>> start

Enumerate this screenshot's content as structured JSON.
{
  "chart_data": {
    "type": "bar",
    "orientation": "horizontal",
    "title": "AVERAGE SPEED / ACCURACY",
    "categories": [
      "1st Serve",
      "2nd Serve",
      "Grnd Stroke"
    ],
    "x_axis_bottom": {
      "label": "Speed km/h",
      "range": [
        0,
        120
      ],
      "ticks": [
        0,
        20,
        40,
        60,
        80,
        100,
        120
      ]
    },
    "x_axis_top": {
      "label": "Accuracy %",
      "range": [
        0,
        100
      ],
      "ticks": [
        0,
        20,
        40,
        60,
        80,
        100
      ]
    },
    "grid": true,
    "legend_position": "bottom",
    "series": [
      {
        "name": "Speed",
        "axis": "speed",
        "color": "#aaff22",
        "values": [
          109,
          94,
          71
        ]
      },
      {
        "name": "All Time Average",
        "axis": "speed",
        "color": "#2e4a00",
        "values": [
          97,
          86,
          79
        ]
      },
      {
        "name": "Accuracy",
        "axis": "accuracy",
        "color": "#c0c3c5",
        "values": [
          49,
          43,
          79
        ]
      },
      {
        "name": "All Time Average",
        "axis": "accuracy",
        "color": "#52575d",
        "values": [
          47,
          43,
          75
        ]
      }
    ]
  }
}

>> end

** Short task **
Write out every entry exactly as given.

** Full answer **
Enumerate this screenshot's content as structured JSON.
{
  "chart_data": {
    "type": "bar",
    "orientation": "horizontal",
    "title": "AVERAGE SPEED / ACCURACY",
    "categories": [
      "1st Serve",
      "2nd Serve",
      "Grnd Stroke"
    ],
    "x_axis_bottom": {
      "label": "Speed km/h",
      "range": [
        0,
        120
      ],
      "ticks": [
        0,
        20,
        40,
        60,
        80,
        100,
        120
      ]
    },
    "x_axis_top": {
      "label": "Accuracy %",
      "range": [
        0,
        100
      ],
      "ticks": [
        0,
        20,
        40,
        60,
        80,
        100
      ]
    },
    "grid": true,
    "legend_position": "bottom",
    "series": [
      {
        "name": "Speed",
        "axis": "speed",
        "color": "#aaff22",
        "values": [
          109,
          94,
          71
        ]
      },
      {
        "name": "All Time Average",
        "axis": "speed",
        "color": "#2e4a00",
        "values": [
          97,
          86,
          79
        ]
      },
      {
        "name": "Accuracy",
        "axis": "accuracy",
        "color": "#c0c3c5",
        "values": [
          49,
          43,
          79
        ]
      },
      {
        "name": "All Time Average",
        "axis": "accuracy",
        "color": "#52575d",
        "values": [
          47,
          43,
          75
        ]
      }
    ]
  }
}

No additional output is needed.